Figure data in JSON
====================

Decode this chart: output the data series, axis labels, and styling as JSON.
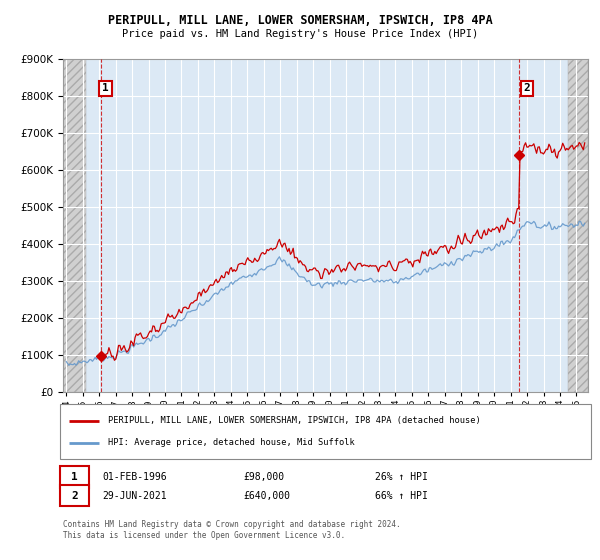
{
  "title1": "PERIPULL, MILL LANE, LOWER SOMERSHAM, IPSWICH, IP8 4PA",
  "title2": "Price paid vs. HM Land Registry's House Price Index (HPI)",
  "background_color": "#ffffff",
  "chart_bg_color": "#dce9f5",
  "grid_color": "#ffffff",
  "hatch_color": "#c8c8c8",
  "line1_color": "#cc0000",
  "line2_color": "#6699cc",
  "sale1_year": 1996.08,
  "sale1_price": 98000,
  "sale2_year": 2021.49,
  "sale2_price": 640000,
  "ylim_min": 0,
  "ylim_max": 900000,
  "xlim_min": 1993.8,
  "xlim_max": 2025.7,
  "hatch_left_end": 1995.17,
  "hatch_right_start": 2024.5,
  "legend1_text": "PERIPULL, MILL LANE, LOWER SOMERSHAM, IPSWICH, IP8 4PA (detached house)",
  "legend2_text": "HPI: Average price, detached house, Mid Suffolk",
  "table_row1": [
    "1",
    "01-FEB-1996",
    "£98,000",
    "26% ↑ HPI"
  ],
  "table_row2": [
    "2",
    "29-JUN-2021",
    "£640,000",
    "66% ↑ HPI"
  ],
  "footer1": "Contains HM Land Registry data © Crown copyright and database right 2024.",
  "footer2": "This data is licensed under the Open Government Licence v3.0."
}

====================

Pick out all lines from the data above in which the word "LANE" appears.

  "title1": "PERIPULL, MILL LANE, LOWER SOMERSHAM, IPSWICH, IP8 4PA",
  "legend1_text": "PERIPULL, MILL LANE, LOWER SOMERSHAM, IPSWICH, IP8 4PA (detached house)",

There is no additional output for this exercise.